Written request |
Copy, from the entries below, each line where the word "étant" can be found.

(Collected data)
-*-
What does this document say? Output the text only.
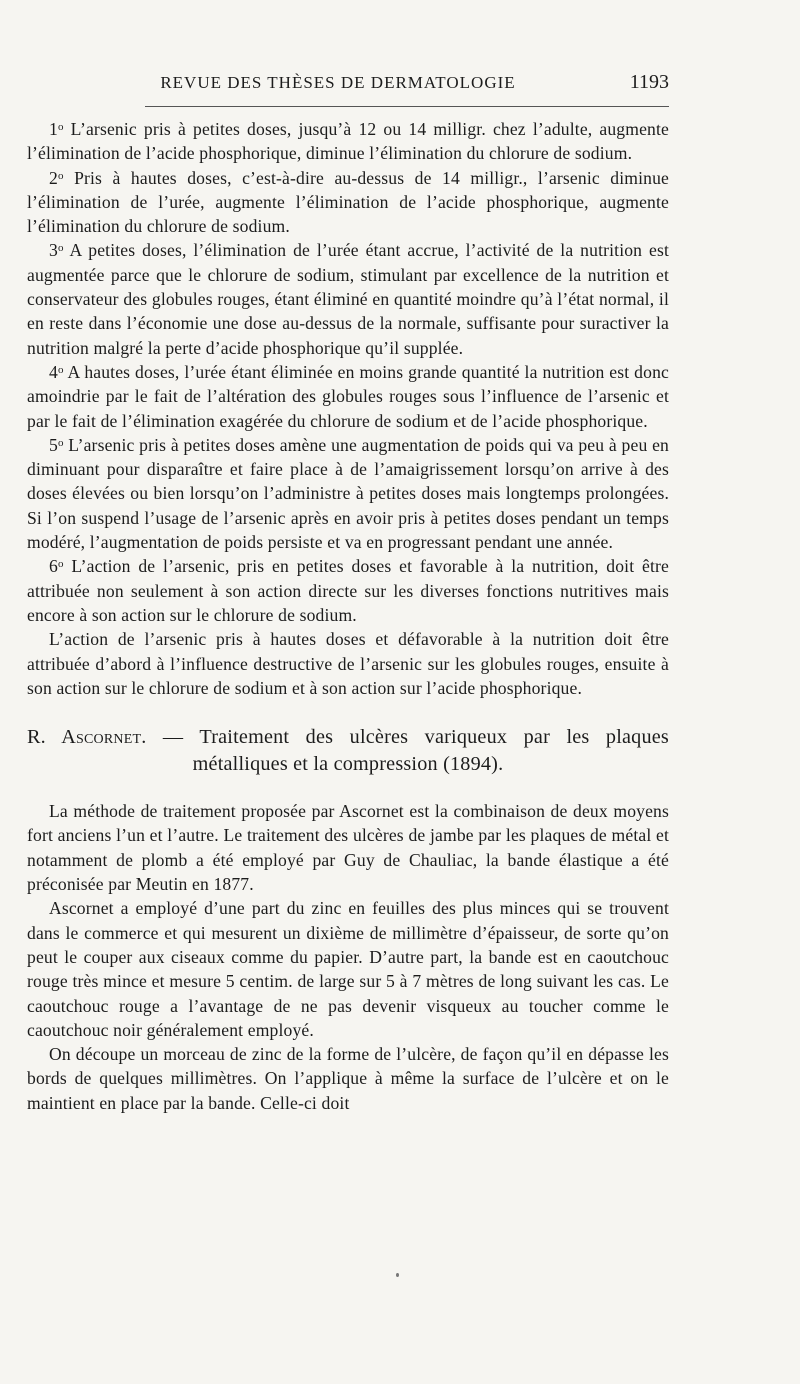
REVUE DES THÈSES DE DERMATOLOGIE	1193

1$^o$ L’arsenic pris à petites doses, jusqu’à 12 ou 14 milligr. chez l’adulte, augmente l’élimination de l’acide phosphorique, diminue l’élimination du chlorure de sodium.

2$^o$ Pris à hautes doses, c’est-à-dire au-dessus de 14 milligr., l’arsenic diminue l’élimination de l’urée, augmente l’élimination de l’acide phosphorique, augmente l’élimination du chlorure de sodium.

3$^o$ A petites doses, l’élimination de l’urée étant accrue, l’activité de la nutrition est augmentée parce que le chlorure de sodium, stimulant par excellence de la nutrition et conservateur des globules rouges, étant éliminé en quantité moindre qu’à l’état normal, il en reste dans l’économie une dose au-dessus de la normale, suffisante pour suractiver la nutrition malgré la perte d’acide phosphorique qu’il supplée.

4$^o$ A hautes doses, l’urée étant éliminée en moins grande quantité la nutrition est donc amoindrie par le fait de l’altération des globules rouges sous l’influence de l’arsenic et par le fait de l’élimination exagérée du chlorure de sodium et de l’acide phosphorique.

5$^o$ L’arsenic pris à petites doses amène une augmentation de poids qui va peu à peu en diminuant pour disparaître et faire place à de l’amaigrissement lorsqu’on arrive à des doses élevées ou bien lorsqu’on l’administre à petites doses mais longtemps prolongées. Si l’on suspend l’usage de l’arsenic après en avoir pris à petites doses pendant un temps modéré, l’augmentation de poids persiste et va en progressant pendant une année.

6$^o$ L’action de l’arsenic, pris en petites doses et favorable à la nutrition, doit être attribuée non seulement à son action directe sur les diverses fonctions nutritives mais encore à son action sur le chlorure de sodium.

L’action de l’arsenic pris à hautes doses et défavorable à la nutrition doit être attribuée d’abord à l’influence destructive de l’arsenic sur les globules rouges, ensuite à son action sur le chlorure de sodium et à son action sur l’acide phosphorique.

R. Ascornet. — Traitement des ulcères variqueux par les plaques
métalliques et la compression (1894).

La méthode de traitement proposée par Ascornet est la combinaison de deux moyens fort anciens l’un et l’autre. Le traitement des ulcères de jambe par les plaques de métal et notamment de plomb a été employé par Guy de Chauliac, la bande élastique a été préconisée par Meutin en 1877.

Ascornet a employé d’une part du zinc en feuilles des plus minces qui se trouvent dans le commerce et qui mesurent un dixième de millimètre d’épaisseur, de sorte qu’on peut le couper aux ciseaux comme du papier. D’autre part, la bande est en caoutchouc rouge très mince et mesure 5 centim. de large sur 5 à 7 mètres de long suivant les cas. Le caoutchouc rouge a l’avantage de ne pas devenir visqueux au toucher comme le caoutchouc noir généralement employé.

On découpe un morceau de zinc de la forme de l’ulcère, de façon qu’il en dépasse les bords de quelques millimètres. On l’applique à même la surface de l’ulcère et on le maintient en place par la bande. Celle-ci doit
-*-
Result for this exercise |
3$^o$ A petites doses, l’élimination de l’urée étant accrue, l’activité de la nutrition est augmentée parce que le chlorure de sodium, stimulant par excellence de la nutrition et conservateur des globules rouges, étant éliminé en quantité moindre qu’à l’état normal, il en reste dans l’économie une dose au-dessus de la normale, suffisante pour suractiver la nutrition malgré la perte d’acide phosphorique qu’il supplée.
4$^o$ A hautes doses, l’urée étant éliminée en moins grande quantité la nutrition est donc amoindrie par le fait de l’altération des globules rouges sous l’influence de l’arsenic et par le fait de l’élimination exagérée du chlorure de sodium et de l’acide phosphorique.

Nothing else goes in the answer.